▸ **What you will do**
Identify all lines of the data containing the string "found" and copy them.

Dataset entries
● ● ● ●

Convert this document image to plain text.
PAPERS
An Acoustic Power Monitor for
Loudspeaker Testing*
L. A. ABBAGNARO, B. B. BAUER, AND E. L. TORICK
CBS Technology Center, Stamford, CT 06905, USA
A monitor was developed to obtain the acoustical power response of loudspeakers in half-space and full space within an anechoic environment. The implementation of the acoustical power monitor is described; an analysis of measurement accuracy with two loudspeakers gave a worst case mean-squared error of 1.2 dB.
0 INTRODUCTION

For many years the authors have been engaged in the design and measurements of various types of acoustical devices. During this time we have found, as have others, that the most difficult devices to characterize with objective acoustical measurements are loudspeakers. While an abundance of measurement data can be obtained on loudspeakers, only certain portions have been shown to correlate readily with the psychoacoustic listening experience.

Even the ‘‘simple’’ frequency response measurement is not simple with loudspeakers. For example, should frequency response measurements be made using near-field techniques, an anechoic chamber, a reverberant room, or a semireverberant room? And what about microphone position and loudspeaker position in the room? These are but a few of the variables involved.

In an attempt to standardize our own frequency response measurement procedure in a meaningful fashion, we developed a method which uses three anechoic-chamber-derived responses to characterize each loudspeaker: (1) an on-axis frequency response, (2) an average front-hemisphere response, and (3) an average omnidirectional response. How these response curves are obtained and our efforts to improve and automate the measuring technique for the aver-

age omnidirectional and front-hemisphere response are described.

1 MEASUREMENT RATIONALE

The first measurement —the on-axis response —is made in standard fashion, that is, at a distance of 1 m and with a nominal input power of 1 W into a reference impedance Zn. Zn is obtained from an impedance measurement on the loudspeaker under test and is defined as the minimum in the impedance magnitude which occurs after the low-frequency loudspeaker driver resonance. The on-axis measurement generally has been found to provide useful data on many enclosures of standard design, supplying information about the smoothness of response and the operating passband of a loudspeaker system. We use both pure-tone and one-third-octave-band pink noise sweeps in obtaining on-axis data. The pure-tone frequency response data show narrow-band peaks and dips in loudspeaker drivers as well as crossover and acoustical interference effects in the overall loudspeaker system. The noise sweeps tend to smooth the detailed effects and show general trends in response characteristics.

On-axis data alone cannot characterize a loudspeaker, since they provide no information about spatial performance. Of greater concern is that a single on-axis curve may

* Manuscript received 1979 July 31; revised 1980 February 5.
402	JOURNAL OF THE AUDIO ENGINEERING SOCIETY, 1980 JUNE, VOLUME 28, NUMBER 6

● ● ● ●

▸ **Response for this exercise**
For many years the authors have been engaged in the design and measurements of various types of acoustical devices. During this time we have found, as have others, that the most difficult devices to characterize with objective acoustical measurements are loudspeakers. While an abundance of measurement data can be obtained on loudspeakers, only certain portions have been shown to correlate readily with the psychoacoustic listening experience.
The first measurement —the on-axis response —is made in standard fashion, that is, at a distance of 1 m and with a nominal input power of 1 W into a reference impedance Zn. Zn is obtained from an impedance measurement on the loudspeaker under test and is defined as the minimum in the impedance magnitude which occurs after the low-frequency loudspeaker driver resonance. The on-axis measurement generally has been found to provide useful data on many enclosures of standard design, supplying information about the smoothness of response and the operating passband of a loudspeaker system. We use both pure-tone and one-third-octave-band pink noise sweeps in obtaining on-axis data. The pure-tone frequency response data show narrow-band peaks and dips in loudspeaker drivers as well as crossover and acoustical interference effects in the overall loudspeaker system. The noise sweeps tend to smooth the detailed effects and show general trends in response characteristics.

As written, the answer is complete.